··· Exercise material ···

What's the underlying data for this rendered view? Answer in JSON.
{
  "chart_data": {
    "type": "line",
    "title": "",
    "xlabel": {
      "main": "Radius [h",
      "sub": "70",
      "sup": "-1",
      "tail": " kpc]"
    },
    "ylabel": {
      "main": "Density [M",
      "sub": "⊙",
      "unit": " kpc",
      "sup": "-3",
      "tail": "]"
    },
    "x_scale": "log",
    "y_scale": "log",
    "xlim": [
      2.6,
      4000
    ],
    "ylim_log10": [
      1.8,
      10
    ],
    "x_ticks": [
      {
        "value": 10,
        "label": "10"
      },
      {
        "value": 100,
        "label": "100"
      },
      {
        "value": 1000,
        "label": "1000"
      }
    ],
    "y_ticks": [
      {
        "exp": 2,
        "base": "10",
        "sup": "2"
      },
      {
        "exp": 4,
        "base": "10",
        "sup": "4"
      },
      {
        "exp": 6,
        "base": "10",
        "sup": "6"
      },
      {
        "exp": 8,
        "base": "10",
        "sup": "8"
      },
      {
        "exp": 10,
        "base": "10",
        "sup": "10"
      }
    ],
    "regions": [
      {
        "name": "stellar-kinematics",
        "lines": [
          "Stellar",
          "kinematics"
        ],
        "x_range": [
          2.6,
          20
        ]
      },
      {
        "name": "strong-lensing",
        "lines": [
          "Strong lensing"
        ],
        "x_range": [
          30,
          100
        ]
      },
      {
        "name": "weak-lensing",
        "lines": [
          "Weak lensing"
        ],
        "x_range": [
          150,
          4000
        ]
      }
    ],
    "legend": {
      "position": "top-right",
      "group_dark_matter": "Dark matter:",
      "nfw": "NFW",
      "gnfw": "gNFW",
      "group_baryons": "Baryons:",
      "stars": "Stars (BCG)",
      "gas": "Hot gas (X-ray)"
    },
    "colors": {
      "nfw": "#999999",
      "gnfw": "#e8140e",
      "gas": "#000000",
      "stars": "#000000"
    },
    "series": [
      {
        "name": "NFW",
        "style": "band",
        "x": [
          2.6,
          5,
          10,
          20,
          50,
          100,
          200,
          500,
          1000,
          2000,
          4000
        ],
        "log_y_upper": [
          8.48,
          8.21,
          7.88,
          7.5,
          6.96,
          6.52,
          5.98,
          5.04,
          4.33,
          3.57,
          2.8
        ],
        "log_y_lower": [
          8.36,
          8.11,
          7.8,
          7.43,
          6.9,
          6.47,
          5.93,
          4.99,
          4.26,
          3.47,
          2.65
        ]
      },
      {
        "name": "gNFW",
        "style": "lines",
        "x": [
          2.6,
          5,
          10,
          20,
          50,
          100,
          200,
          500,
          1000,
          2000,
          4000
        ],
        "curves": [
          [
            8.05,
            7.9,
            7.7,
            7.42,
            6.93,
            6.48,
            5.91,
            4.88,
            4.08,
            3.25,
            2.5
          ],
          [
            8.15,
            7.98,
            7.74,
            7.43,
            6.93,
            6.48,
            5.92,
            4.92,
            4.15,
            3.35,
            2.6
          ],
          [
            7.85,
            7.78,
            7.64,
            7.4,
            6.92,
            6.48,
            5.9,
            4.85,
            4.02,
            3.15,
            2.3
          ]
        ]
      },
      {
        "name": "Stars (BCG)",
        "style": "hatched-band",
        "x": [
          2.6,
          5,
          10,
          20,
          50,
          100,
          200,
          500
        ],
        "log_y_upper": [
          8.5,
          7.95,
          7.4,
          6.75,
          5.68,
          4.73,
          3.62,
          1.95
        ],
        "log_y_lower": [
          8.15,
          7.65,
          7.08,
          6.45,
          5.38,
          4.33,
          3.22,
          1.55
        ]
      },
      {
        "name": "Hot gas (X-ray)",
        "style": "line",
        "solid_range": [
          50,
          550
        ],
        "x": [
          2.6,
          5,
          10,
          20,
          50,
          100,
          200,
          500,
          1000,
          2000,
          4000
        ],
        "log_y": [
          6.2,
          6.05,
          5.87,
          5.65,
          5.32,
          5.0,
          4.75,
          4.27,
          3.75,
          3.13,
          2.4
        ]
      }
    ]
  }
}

···

**Problem**
Extract all of the data above and output it character for character.

**Task answer**
What's the underlying data for this rendered view? Answer in JSON.
{
  "chart_data": {
    "type": "line",
    "title": "",
    "xlabel": {
      "main": "Radius [h",
      "sub": "70",
      "sup": "-1",
      "tail": " kpc]"
    },
    "ylabel": {
      "main": "Density [M",
      "sub": "⊙",
      "unit": " kpc",
      "sup": "-3",
      "tail": "]"
    },
    "x_scale": "log",
    "y_scale": "log",
    "xlim": [
      2.6,
      4000
    ],
    "ylim_log10": [
      1.8,
      10
    ],
    "x_ticks": [
      {
        "value": 10,
        "label": "10"
      },
      {
        "value": 100,
        "label": "100"
      },
      {
        "value": 1000,
        "label": "1000"
      }
    ],
    "y_ticks": [
      {
        "exp": 2,
        "base": "10",
        "sup": "2"
      },
      {
        "exp": 4,
        "base": "10",
        "sup": "4"
      },
      {
        "exp": 6,
        "base": "10",
        "sup": "6"
      },
      {
        "exp": 8,
        "base": "10",
        "sup": "8"
      },
      {
        "exp": 10,
        "base": "10",
        "sup": "10"
      }
    ],
    "regions": [
      {
        "name": "stellar-kinematics",
        "lines": [
          "Stellar",
          "kinematics"
        ],
        "x_range": [
          2.6,
          20
        ]
      },
      {
        "name": "strong-lensing",
        "lines": [
          "Strong lensing"
        ],
        "x_range": [
          30,
          100
        ]
      },
      {
        "name": "weak-lensing",
        "lines": [
          "Weak lensing"
        ],
        "x_range": [
          150,
          4000
        ]
      }
    ],
    "legend": {
      "position": "top-right",
      "group_dark_matter": "Dark matter:",
      "nfw": "NFW",
      "gnfw": "gNFW",
      "group_baryons": "Baryons:",
      "stars": "Stars (BCG)",
      "gas": "Hot gas (X-ray)"
    },
    "colors": {
      "nfw": "#999999",
      "gnfw": "#e8140e",
      "gas": "#000000",
      "stars": "#000000"
    },
    "series": [
      {
        "name": "NFW",
        "style": "band",
        "x": [
          2.6,
          5,
          10,
          20,
          50,
          100,
          200,
          500,
          1000,
          2000,
          4000
        ],
        "log_y_upper": [
          8.48,
          8.21,
          7.88,
          7.5,
          6.96,
          6.52,
          5.98,
          5.04,
          4.33,
          3.57,
          2.8
        ],
        "log_y_lower": [
          8.36,
          8.11,
          7.8,
          7.43,
          6.9,
          6.47,
          5.93,
          4.99,
          4.26,
          3.47,
          2.65
        ]
      },
      {
        "name": "gNFW",
        "style": "lines",
        "x": [
          2.6,
          5,
          10,
          20,
          50,
          100,
          200,
          500,
          1000,
          2000,
          4000
        ],
        "curves": [
          [
            8.05,
            7.9,
            7.7,
            7.42,
            6.93,
            6.48,
            5.91,
            4.88,
            4.08,
            3.25,
            2.5
          ],
          [
            8.15,
            7.98,
            7.74,
            7.43,
            6.93,
            6.48,
            5.92,
            4.92,
            4.15,
            3.35,
            2.6
          ],
          [
            7.85,
            7.78,
            7.64,
            7.4,
            6.92,
            6.48,
            5.9,
            4.85,
            4.02,
            3.15,
            2.3
          ]
        ]
      },
      {
        "name": "Stars (BCG)",
        "style": "hatched-band",
        "x": [
          2.6,
          5,
          10,
          20,
          50,
          100,
          200,
          500
        ],
        "log_y_upper": [
          8.5,
          7.95,
          7.4,
          6.75,
          5.68,
          4.73,
          3.62,
          1.95
        ],
        "log_y_lower": [
          8.15,
          7.65,
          7.08,
          6.45,
          5.38,
          4.33,
          3.22,
          1.55
        ]
      },
      {
        "name": "Hot gas (X-ray)",
        "style": "line",
        "solid_range": [
          50,
          550
        ],
        "x": [
          2.6,
          5,
          10,
          20,
          50,
          100,
          200,
          500,
          1000,
          2000,
          4000
        ],
        "log_y": [
          6.2,
          6.05,
          5.87,
          5.65,
          5.32,
          5.0,
          4.75,
          4.27,
          3.75,
          3.13,
          2.4
        ]
      }
    ]
  }
}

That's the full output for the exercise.